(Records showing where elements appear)
==========

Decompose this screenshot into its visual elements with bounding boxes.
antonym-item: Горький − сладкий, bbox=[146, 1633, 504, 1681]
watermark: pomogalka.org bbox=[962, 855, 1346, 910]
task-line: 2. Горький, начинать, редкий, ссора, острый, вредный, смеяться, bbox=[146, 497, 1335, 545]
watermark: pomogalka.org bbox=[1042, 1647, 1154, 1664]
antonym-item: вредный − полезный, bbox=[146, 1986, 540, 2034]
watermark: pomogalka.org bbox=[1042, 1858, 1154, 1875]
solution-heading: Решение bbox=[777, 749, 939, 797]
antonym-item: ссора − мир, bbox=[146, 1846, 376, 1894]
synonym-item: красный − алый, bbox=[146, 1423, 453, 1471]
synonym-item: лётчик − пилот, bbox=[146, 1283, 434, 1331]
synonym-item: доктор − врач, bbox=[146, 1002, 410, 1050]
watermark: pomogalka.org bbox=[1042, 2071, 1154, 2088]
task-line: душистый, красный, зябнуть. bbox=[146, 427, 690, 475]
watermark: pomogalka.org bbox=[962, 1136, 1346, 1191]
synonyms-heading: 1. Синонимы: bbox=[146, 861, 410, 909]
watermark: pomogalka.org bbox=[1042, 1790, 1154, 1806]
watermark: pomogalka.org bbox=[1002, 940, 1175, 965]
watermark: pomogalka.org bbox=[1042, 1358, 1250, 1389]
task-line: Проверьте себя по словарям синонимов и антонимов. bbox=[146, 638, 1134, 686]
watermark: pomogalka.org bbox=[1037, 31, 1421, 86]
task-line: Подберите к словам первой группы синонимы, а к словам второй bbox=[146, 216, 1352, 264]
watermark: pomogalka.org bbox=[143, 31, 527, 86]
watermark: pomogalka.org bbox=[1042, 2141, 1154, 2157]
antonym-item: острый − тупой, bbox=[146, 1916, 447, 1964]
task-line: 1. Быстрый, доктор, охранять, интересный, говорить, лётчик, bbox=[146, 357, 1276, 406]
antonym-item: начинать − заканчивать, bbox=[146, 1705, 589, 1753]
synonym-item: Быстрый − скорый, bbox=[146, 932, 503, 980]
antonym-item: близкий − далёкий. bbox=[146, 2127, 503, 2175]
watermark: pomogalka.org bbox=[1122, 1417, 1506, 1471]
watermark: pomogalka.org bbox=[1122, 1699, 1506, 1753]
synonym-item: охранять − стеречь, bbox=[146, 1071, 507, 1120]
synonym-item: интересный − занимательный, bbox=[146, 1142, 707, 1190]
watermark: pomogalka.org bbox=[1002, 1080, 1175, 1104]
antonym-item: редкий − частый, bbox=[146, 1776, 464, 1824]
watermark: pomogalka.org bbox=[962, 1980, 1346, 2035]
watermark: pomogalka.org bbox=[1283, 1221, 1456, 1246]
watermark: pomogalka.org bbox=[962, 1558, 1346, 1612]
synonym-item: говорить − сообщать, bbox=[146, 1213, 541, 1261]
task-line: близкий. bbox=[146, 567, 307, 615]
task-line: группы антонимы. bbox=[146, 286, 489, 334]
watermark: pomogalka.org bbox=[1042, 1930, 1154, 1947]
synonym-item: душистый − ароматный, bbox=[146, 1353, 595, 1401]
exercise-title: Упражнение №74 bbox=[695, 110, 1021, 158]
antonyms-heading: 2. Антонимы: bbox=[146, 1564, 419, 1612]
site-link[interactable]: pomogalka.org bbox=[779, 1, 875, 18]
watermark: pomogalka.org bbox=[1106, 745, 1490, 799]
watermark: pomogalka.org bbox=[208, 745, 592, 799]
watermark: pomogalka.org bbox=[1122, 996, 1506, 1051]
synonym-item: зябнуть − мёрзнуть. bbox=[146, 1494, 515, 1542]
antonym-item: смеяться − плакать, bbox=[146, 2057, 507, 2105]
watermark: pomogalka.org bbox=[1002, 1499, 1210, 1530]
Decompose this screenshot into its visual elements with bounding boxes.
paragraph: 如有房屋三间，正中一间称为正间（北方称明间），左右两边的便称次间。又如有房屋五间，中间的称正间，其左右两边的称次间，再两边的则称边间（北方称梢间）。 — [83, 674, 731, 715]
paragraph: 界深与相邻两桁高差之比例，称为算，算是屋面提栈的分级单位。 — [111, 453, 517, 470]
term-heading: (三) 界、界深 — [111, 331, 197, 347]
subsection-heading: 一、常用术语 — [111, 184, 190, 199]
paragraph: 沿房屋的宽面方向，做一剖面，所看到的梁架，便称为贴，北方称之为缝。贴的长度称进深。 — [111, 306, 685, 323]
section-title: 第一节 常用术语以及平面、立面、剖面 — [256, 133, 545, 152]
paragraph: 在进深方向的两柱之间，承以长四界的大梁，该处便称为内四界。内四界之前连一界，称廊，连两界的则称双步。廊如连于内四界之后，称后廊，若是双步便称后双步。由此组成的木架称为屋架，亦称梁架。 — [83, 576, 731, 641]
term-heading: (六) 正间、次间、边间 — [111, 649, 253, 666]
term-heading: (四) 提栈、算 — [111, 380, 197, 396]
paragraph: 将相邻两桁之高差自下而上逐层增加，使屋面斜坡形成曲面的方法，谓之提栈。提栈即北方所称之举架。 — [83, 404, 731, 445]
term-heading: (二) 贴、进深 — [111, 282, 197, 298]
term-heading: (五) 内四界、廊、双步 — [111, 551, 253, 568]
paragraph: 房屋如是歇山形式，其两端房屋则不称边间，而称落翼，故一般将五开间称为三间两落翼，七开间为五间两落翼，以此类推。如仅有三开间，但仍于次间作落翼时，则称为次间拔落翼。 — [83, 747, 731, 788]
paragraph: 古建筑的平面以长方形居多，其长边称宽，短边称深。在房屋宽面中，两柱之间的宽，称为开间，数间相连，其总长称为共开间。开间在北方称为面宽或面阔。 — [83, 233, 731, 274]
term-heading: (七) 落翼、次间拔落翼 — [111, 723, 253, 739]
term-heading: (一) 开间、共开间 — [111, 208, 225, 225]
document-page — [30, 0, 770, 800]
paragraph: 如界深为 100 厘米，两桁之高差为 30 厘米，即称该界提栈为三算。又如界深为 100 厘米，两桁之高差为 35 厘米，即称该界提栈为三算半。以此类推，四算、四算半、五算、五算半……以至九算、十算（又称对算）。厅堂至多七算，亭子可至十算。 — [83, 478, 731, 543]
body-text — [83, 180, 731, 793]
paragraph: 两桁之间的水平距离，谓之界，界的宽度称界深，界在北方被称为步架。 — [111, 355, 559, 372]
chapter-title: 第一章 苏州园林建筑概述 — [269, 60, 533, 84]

==========

Written exercise. Edit the material above by replacing each "watermark" with "stamp", changing nothing else.

Completed task.
Decompose this screenshot into its visual elements with bounding boxes.
antonym-item: Горький − сладкий, bbox=[146, 1633, 504, 1681]
stamp: pomogalka.org bbox=[962, 855, 1346, 910]
task-line: 2. Горький, начинать, редкий, ссора, острый, вредный, смеяться, bbox=[146, 497, 1335, 545]
stamp: pomogalka.org bbox=[1042, 1647, 1154, 1664]
antonym-item: вредный − полезный, bbox=[146, 1986, 540, 2034]
stamp: pomogalka.org bbox=[1042, 1858, 1154, 1875]
solution-heading: Решение bbox=[777, 749, 939, 797]
antonym-item: ссора − мир, bbox=[146, 1846, 376, 1894]
synonym-item: красный − алый, bbox=[146, 1423, 453, 1471]
synonym-item: лётчик − пилот, bbox=[146, 1283, 434, 1331]
synonym-item: доктор − врач, bbox=[146, 1002, 410, 1050]
stamp: pomogalka.org bbox=[1042, 2071, 1154, 2088]
task-line: душистый, красный, зябнуть. bbox=[146, 427, 690, 475]
stamp: pomogalka.org bbox=[962, 1136, 1346, 1191]
synonyms-heading: 1. Синонимы: bbox=[146, 861, 410, 909]
stamp: pomogalka.org bbox=[1042, 1790, 1154, 1806]
stamp: pomogalka.org bbox=[1002, 940, 1175, 965]
stamp: pomogalka.org bbox=[1042, 1358, 1250, 1389]
task-line: Проверьте себя по словарям синонимов и антонимов. bbox=[146, 638, 1134, 686]
stamp: pomogalka.org bbox=[1037, 31, 1421, 86]
task-line: Подберите к словам первой группы синонимы, а к словам второй bbox=[146, 216, 1352, 264]
stamp: pomogalka.org bbox=[143, 31, 527, 86]
stamp: pomogalka.org bbox=[1042, 2141, 1154, 2157]
antonym-item: острый − тупой, bbox=[146, 1916, 447, 1964]
task-line: 1. Быстрый, доктор, охранять, интересный, говорить, лётчик, bbox=[146, 357, 1276, 406]
antonym-item: начинать − заканчивать, bbox=[146, 1705, 589, 1753]
synonym-item: Быстрый − скорый, bbox=[146, 932, 503, 980]
antonym-item: близкий − далёкий. bbox=[146, 2127, 503, 2175]
stamp: pomogalka.org bbox=[1122, 1417, 1506, 1471]
stamp: pomogalka.org bbox=[1122, 1699, 1506, 1753]
synonym-item: охранять − стеречь, bbox=[146, 1071, 507, 1120]
synonym-item: интересный − занимательный, bbox=[146, 1142, 707, 1190]
stamp: pomogalka.org bbox=[1002, 1080, 1175, 1104]
antonym-item: редкий − частый, bbox=[146, 1776, 464, 1824]
stamp: pomogalka.org bbox=[962, 1980, 1346, 2035]
stamp: pomogalka.org bbox=[1283, 1221, 1456, 1246]
stamp: pomogalka.org bbox=[962, 1558, 1346, 1612]
synonym-item: говорить − сообщать, bbox=[146, 1213, 541, 1261]
task-line: близкий. bbox=[146, 567, 307, 615]
task-line: группы антонимы. bbox=[146, 286, 489, 334]
stamp: pomogalka.org bbox=[1042, 1930, 1154, 1947]
synonym-item: душистый − ароматный, bbox=[146, 1353, 595, 1401]
exercise-title: Упражнение №74 bbox=[695, 110, 1021, 158]
antonyms-heading: 2. Антонимы: bbox=[146, 1564, 419, 1612]
site-link[interactable]: pomogalka.org bbox=[779, 1, 875, 18]
stamp: pomogalka.org bbox=[1106, 745, 1490, 799]
stamp: pomogalka.org bbox=[208, 745, 592, 799]
stamp: pomogalka.org bbox=[1122, 996, 1506, 1051]
synonym-item: зябнуть − мёрзнуть. bbox=[146, 1494, 515, 1542]
antonym-item: смеяться − плакать, bbox=[146, 2057, 507, 2105]
stamp: pomogalka.org bbox=[1002, 1499, 1210, 1530]
Decompose this screenshot into its visual elements with bounding boxes.
paragraph: 如有房屋三间，正中一间称为正间（北方称明间），左右两边的便称次间。又如有房屋五间，中间的称正间，其左右两边的称次间，再两边的则称边间（北方称梢间）。 — [83, 674, 731, 715]
paragraph: 界深与相邻两桁高差之比例，称为算，算是屋面提栈的分级单位。 — [111, 453, 517, 470]
term-heading: (三) 界、界深 — [111, 331, 197, 347]
subsection-heading: 一、常用术语 — [111, 184, 190, 199]
paragraph: 沿房屋的宽面方向，做一剖面，所看到的梁架，便称为贴，北方称之为缝。贴的长度称进深。 — [111, 306, 685, 323]
section-title: 第一节 常用术语以及平面、立面、剖面 — [256, 133, 545, 152]
paragraph: 在进深方向的两柱之间，承以长四界的大梁，该处便称为内四界。内四界之前连一界，称廊，连两界的则称双步。廊如连于内四界之后，称后廊，若是双步便称后双步。由此组成的木架称为屋架，亦称梁架。 — [83, 576, 731, 641]
term-heading: (六) 正间、次间、边间 — [111, 649, 253, 666]
term-heading: (四) 提栈、算 — [111, 380, 197, 396]
paragraph: 将相邻两桁之高差自下而上逐层增加，使屋面斜坡形成曲面的方法，谓之提栈。提栈即北方所称之举架。 — [83, 404, 731, 445]
term-heading: (二) 贴、进深 — [111, 282, 197, 298]
term-heading: (五) 内四界、廊、双步 — [111, 551, 253, 568]
paragraph: 房屋如是歇山形式，其两端房屋则不称边间，而称落翼，故一般将五开间称为三间两落翼，七开间为五间两落翼，以此类推。如仅有三开间，但仍于次间作落翼时，则称为次间拔落翼。 — [83, 747, 731, 788]
paragraph: 古建筑的平面以长方形居多，其长边称宽，短边称深。在房屋宽面中，两柱之间的宽，称为开间，数间相连，其总长称为共开间。开间在北方称为面宽或面阔。 — [83, 233, 731, 274]
term-heading: (七) 落翼、次间拔落翼 — [111, 723, 253, 739]
term-heading: (一) 开间、共开间 — [111, 208, 225, 225]
document-page — [30, 0, 770, 800]
paragraph: 如界深为 100 厘米，两桁之高差为 30 厘米，即称该界提栈为三算。又如界深为 100 厘米，两桁之高差为 35 厘米，即称该界提栈为三算半。以此类推，四算、四算半、五算、五算半……以至九算、十算（又称对算）。厅堂至多七算，亭子可至十算。 — [83, 478, 731, 543]
body-text — [83, 180, 731, 793]
paragraph: 两桁之间的水平距离，谓之界，界的宽度称界深，界在北方被称为步架。 — [111, 355, 559, 372]
chapter-title: 第一章 苏州园林建筑概述 — [269, 60, 533, 84]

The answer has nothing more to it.